■ TASK TO CARRY OUT ■
Repeat the listing in full. Nothing may be added or left out.

--- --- ---

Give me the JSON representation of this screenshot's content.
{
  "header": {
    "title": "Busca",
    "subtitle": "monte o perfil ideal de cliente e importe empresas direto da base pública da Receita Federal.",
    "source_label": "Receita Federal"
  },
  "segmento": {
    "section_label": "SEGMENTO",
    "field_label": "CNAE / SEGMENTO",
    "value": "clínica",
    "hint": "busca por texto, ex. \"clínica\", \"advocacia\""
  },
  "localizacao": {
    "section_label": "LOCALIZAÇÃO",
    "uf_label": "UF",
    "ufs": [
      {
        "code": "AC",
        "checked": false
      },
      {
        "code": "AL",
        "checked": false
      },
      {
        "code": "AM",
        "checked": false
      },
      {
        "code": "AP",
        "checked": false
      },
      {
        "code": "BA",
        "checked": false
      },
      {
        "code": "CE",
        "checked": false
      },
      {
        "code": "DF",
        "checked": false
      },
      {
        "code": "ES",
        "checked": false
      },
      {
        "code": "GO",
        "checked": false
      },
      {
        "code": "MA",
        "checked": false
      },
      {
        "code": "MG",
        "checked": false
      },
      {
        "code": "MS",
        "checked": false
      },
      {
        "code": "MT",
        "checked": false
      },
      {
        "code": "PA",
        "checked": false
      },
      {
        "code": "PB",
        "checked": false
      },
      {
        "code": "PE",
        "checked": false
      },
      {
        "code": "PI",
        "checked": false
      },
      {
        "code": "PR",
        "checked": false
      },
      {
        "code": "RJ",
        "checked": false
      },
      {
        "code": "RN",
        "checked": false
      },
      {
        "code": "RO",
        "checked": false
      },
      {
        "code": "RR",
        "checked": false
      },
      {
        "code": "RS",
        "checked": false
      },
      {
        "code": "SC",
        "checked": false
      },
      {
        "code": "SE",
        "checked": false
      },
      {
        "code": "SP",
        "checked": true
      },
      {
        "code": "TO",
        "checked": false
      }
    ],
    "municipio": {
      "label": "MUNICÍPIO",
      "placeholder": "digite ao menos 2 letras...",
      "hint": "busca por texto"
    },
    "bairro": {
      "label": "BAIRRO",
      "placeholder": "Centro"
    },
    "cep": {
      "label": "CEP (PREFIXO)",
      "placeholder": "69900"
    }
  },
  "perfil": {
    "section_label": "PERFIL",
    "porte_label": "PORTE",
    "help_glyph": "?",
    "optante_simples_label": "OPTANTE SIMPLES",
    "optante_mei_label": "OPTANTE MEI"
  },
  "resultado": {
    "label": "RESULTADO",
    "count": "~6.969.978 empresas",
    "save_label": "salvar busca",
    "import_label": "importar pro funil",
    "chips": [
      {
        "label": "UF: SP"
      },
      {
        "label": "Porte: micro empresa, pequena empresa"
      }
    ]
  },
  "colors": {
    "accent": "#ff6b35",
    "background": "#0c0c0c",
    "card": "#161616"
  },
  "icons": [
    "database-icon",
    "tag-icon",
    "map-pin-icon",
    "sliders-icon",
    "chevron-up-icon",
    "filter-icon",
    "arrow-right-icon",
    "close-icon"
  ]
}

--- --- ---

■ ANSWER TO THIS TASK ■
Give me the JSON representation of this screenshot's content.
{
  "header": {
    "title": "Busca",
    "subtitle": "monte o perfil ideal de cliente e importe empresas direto da base pública da Receita Federal.",
    "source_label": "Receita Federal"
  },
  "segmento": {
    "section_label": "SEGMENTO",
    "field_label": "CNAE / SEGMENTO",
    "value": "clínica",
    "hint": "busca por texto, ex. \"clínica\", \"advocacia\""
  },
  "localizacao": {
    "section_label": "LOCALIZAÇÃO",
    "uf_label": "UF",
    "ufs": [
      {
        "code": "AC",
        "checked": false
      },
      {
        "code": "AL",
        "checked": false
      },
      {
        "code": "AM",
        "checked": false
      },
      {
        "code": "AP",
        "checked": false
      },
      {
        "code": "BA",
        "checked": false
      },
      {
        "code": "CE",
        "checked": false
      },
      {
        "code": "DF",
        "checked": false
      },
      {
        "code": "ES",
        "checked": false
      },
      {
        "code": "GO",
        "checked": false
      },
      {
        "code": "MA",
        "checked": false
      },
      {
        "code": "MG",
        "checked": false
      },
      {
        "code": "MS",
        "checked": false
      },
      {
        "code": "MT",
        "checked": false
      },
      {
        "code": "PA",
        "checked": false
      },
      {
        "code": "PB",
        "checked": false
      },
      {
        "code": "PE",
        "checked": false
      },
      {
        "code": "PI",
        "checked": false
      },
      {
        "code": "PR",
        "checked": false
      },
      {
        "code": "RJ",
        "checked": false
      },
      {
        "code": "RN",
        "checked": false
      },
      {
        "code": "RO",
        "checked": false
      },
      {
        "code": "RR",
        "checked": false
      },
      {
        "code": "RS",
        "checked": false
      },
      {
        "code": "SC",
        "checked": false
      },
      {
        "code": "SE",
        "checked": false
      },
      {
        "code": "SP",
        "checked": true
      },
      {
        "code": "TO",
        "checked": false
      }
    ],
    "municipio": {
      "label": "MUNICÍPIO",
      "placeholder": "digite ao menos 2 letras...",
      "hint": "busca por texto"
    },
    "bairro": {
      "label": "BAIRRO",
      "placeholder": "Centro"
    },
    "cep": {
      "label": "CEP (PREFIXO)",
      "placeholder": "69900"
    }
  },
  "perfil": {
    "section_label": "PERFIL",
    "porte_label": "PORTE",
    "help_glyph": "?",
    "optante_simples_label": "OPTANTE SIMPLES",
    "optante_mei_label": "OPTANTE MEI"
  },
  "resultado": {
    "label": "RESULTADO",
    "count": "~6.969.978 empresas",
    "save_label": "salvar busca",
    "import_label": "importar pro funil",
    "chips": [
      {
        "label": "UF: SP"
      },
      {
        "label": "Porte: micro empresa, pequena empresa"
      }
    ]
  },
  "colors": {
    "accent": "#ff6b35",
    "background": "#0c0c0c",
    "card": "#161616"
  },
  "icons": [
    "database-icon",
    "tag-icon",
    "map-pin-icon",
    "sliders-icon",
    "chevron-up-icon",
    "filter-icon",
    "arrow-right-icon",
    "close-icon"
  ]
}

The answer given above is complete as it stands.